# Work instructions
Give back all the data exactly, line by line.

# Available data

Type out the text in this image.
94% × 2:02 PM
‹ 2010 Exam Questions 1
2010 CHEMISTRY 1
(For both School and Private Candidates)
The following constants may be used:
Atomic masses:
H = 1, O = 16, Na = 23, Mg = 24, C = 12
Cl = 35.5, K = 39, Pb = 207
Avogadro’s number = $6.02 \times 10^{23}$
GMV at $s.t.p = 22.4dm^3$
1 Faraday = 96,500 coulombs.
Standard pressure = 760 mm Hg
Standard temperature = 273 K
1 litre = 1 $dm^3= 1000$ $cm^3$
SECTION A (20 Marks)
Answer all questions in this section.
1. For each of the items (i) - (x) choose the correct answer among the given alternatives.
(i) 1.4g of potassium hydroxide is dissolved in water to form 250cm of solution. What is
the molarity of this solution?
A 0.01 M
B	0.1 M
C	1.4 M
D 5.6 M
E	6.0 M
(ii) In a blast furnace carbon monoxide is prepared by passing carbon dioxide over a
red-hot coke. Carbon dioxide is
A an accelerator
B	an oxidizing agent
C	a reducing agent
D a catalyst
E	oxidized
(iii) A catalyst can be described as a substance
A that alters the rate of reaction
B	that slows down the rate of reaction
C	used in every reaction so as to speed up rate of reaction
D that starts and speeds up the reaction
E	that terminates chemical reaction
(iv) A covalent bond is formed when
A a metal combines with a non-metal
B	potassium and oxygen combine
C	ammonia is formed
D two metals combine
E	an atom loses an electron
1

# Task response
Type out the text in this image.
94% × 2:02 PM
‹ 2010 Exam Questions 1
2010 CHEMISTRY 1
(For both School and Private Candidates)
The following constants may be used:
Atomic masses:
H = 1, O = 16, Na = 23, Mg = 24, C = 12
Cl = 35.5, K = 39, Pb = 207
Avogadro’s number = $6.02 \times 10^{23}$
GMV at $s.t.p = 22.4dm^3$
1 Faraday = 96,500 coulombs.
Standard pressure = 760 mm Hg
Standard temperature = 273 K
1 litre = 1 $dm^3= 1000$ $cm^3$
SECTION A (20 Marks)
Answer all questions in this section.
1. For each of the items (i) - (x) choose the correct answer among the given alternatives.
(i) 1.4g of potassium hydroxide is dissolved in water to form 250cm of solution. What is
the molarity of this solution?
A 0.01 M
B	0.1 M
C	1.4 M
D 5.6 M
E	6.0 M
(ii) In a blast furnace carbon monoxide is prepared by passing carbon dioxide over a
red-hot coke. Carbon dioxide is
A an accelerator
B	an oxidizing agent
C	a reducing agent
D a catalyst
E	oxidized
(iii) A catalyst can be described as a substance
A that alters the rate of reaction
B	that slows down the rate of reaction
C	used in every reaction so as to speed up rate of reaction
D that starts and speeds up the reaction
E	that terminates chemical reaction
(iv) A covalent bond is formed when
A a metal combines with a non-metal
B	potassium and oxygen combine
C	ammonia is formed
D two metals combine
E	an atom loses an electron
1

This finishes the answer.